Going through the material below, please gather all lines with the word "category" in them.
◆ ◆ ◆
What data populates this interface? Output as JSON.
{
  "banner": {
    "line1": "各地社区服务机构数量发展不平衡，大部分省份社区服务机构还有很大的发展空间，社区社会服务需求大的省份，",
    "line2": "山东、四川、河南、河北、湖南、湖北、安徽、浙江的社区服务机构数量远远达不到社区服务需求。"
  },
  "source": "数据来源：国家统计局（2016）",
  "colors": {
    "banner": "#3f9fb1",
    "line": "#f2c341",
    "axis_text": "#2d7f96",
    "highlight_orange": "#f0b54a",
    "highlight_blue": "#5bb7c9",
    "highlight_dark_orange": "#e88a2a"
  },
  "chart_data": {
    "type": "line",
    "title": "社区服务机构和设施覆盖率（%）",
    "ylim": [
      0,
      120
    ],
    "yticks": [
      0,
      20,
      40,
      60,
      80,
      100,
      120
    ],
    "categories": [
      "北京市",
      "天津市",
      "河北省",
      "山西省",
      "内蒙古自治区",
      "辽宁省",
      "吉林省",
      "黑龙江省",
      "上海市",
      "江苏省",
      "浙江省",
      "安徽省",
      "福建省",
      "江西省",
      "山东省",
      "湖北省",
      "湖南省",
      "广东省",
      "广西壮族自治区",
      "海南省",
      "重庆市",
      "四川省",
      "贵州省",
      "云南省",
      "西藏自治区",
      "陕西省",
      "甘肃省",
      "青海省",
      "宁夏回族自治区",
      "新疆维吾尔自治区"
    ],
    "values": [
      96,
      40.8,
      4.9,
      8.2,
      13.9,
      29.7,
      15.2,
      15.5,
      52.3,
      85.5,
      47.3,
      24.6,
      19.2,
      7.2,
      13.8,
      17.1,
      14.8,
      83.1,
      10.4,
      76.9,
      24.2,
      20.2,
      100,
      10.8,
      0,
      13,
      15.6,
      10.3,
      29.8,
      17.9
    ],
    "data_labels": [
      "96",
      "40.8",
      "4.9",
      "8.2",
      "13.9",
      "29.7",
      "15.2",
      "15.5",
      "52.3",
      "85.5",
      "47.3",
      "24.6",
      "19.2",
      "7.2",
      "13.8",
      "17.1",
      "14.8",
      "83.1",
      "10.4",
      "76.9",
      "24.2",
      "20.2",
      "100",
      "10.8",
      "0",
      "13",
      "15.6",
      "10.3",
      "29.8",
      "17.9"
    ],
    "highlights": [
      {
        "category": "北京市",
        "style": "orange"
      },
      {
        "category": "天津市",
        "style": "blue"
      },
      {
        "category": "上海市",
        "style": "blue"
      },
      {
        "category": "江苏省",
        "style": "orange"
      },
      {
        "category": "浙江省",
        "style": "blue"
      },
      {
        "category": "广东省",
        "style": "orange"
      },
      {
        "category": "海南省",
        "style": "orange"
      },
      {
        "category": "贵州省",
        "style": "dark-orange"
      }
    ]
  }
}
◆ ◆ ◆
§ **COMPLETED EXERCISE**:
        "category": "北京市",
        "category": "天津市",
        "category": "上海市",
        "category": "江苏省",
        "category": "浙江省",
        "category": "广东省",
        "category": "海南省",
        "category": "贵州省",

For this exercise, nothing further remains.